## WRITTEN TASK
Spot each line that carries the word "title"; copy those lines.
## Begin
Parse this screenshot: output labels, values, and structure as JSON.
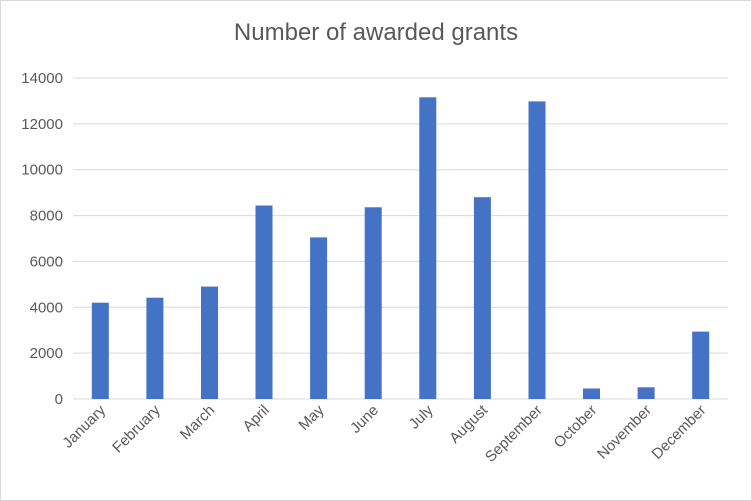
{
  "chart_data": {
    "type": "bar",
    "title": "Number of awarded grants",
    "categories": [
      "January",
      "February",
      "March",
      "April",
      "May",
      "June",
      "July",
      "August",
      "September",
      "October",
      "November",
      "December"
    ],
    "values": [
      4200,
      4420,
      4900,
      8440,
      7050,
      8360,
      13160,
      8800,
      12980,
      460,
      510,
      2940
    ],
    "ylim": [
      0,
      14000
    ],
    "yticks": [
      0,
      2000,
      4000,
      6000,
      8000,
      10000,
      12000,
      14000
    ],
    "grid": true,
    "legend": "none",
    "colors": {
      "bar": "#4472c4",
      "grid": "#d9d9d9",
      "text": "#595959"
    }
  }
}
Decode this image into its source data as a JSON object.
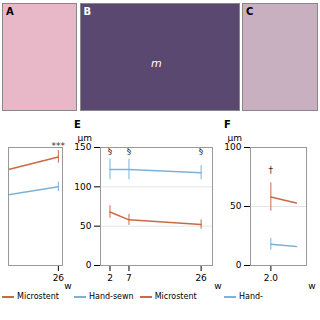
{
  "chart_data": [
    {
      "type": "image",
      "title": "A",
      "color": "#e8b8c8"
    },
    {
      "type": "image",
      "title": "B",
      "color": "#5a4870",
      "annotations": [
        {
          "text": "m"
        }
      ]
    },
    {
      "type": "image",
      "title": "C",
      "color": "#c8b0c0"
    },
    {
      "type": "line",
      "xlabel": "w",
      "x": [
        2,
        26
      ],
      "xlim": [
        2,
        28
      ],
      "xticks": [
        26
      ],
      "ylim": [
        0,
        150
      ],
      "yticks": [],
      "tick_labels": "x",
      "series": [
        {
          "name": "Microstent",
          "color": "#c96a45",
          "values": [
            122,
            138
          ],
          "yerr": [
            null,
            8
          ]
        },
        {
          "color": "#7ab3d9",
          "values": [
            90,
            100
          ],
          "yerr": [
            null,
            6
          ]
        }
      ],
      "annotations": [
        {
          "text": "***",
          "x": 26,
          "y": 148
        }
      ],
      "legend": "bottom"
    },
    {
      "type": "line",
      "title": "E",
      "ylabel": "μm",
      "xlabel": "w",
      "x": [
        2,
        7,
        26
      ],
      "xlim": [
        -0.5,
        29
      ],
      "xticks": [
        2,
        7,
        26
      ],
      "ylim": [
        0,
        150
      ],
      "yticks": [
        0,
        50,
        100,
        150
      ],
      "grid": true,
      "series": [
        {
          "name": "Hand-sewn",
          "color": "#7ab3d9",
          "values": [
            122,
            122,
            118
          ],
          "yerr": [
            13,
            13,
            9
          ]
        },
        {
          "name": "Microstent",
          "color": "#c96a45",
          "values": [
            68,
            58,
            52
          ],
          "yerr": [
            8,
            7,
            6
          ]
        }
      ],
      "annotations": [
        {
          "text": "§",
          "x": 2,
          "y": 142
        },
        {
          "text": "§",
          "x": 7,
          "y": 142
        },
        {
          "text": "§",
          "x": 26,
          "y": 142
        }
      ],
      "legend": "bottom"
    },
    {
      "type": "line",
      "title": "F",
      "ylabel": "μm",
      "xlabel": "w",
      "x": [
        2,
        2.5
      ],
      "xlim": [
        1.6,
        2.7
      ],
      "xticks": [
        2
      ],
      "ylim": [
        0,
        100
      ],
      "yticks": [
        0,
        50,
        100
      ],
      "grid": true,
      "series": [
        {
          "color": "#c96a45",
          "values": [
            58,
            53
          ],
          "yerr": [
            12,
            null
          ]
        },
        {
          "name": "Hand-",
          "color": "#7ab3d9",
          "values": [
            18,
            16
          ],
          "yerr": [
            5,
            null
          ]
        }
      ],
      "annotations": [
        {
          "text": "†",
          "x": 2,
          "y": 78
        }
      ],
      "legend": "bottom"
    }
  ]
}
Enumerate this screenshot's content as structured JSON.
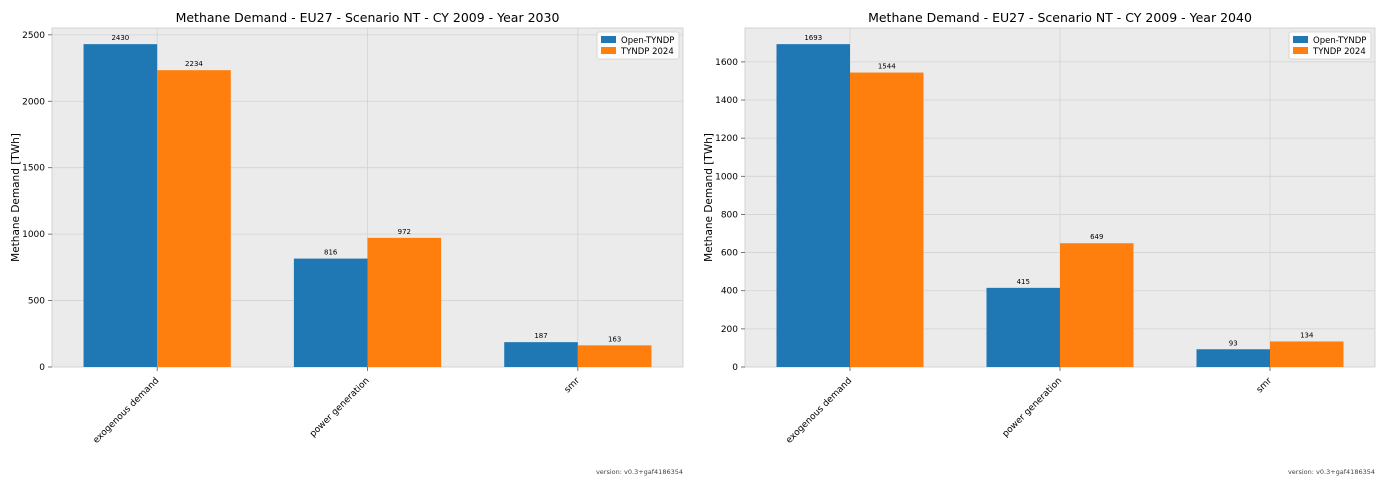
## End
## RESULT
    "title": "Number of awarded grants",
      "title": "A",
      "title": "B",
      "title": "C",
      "title": "E",
      "title": "F",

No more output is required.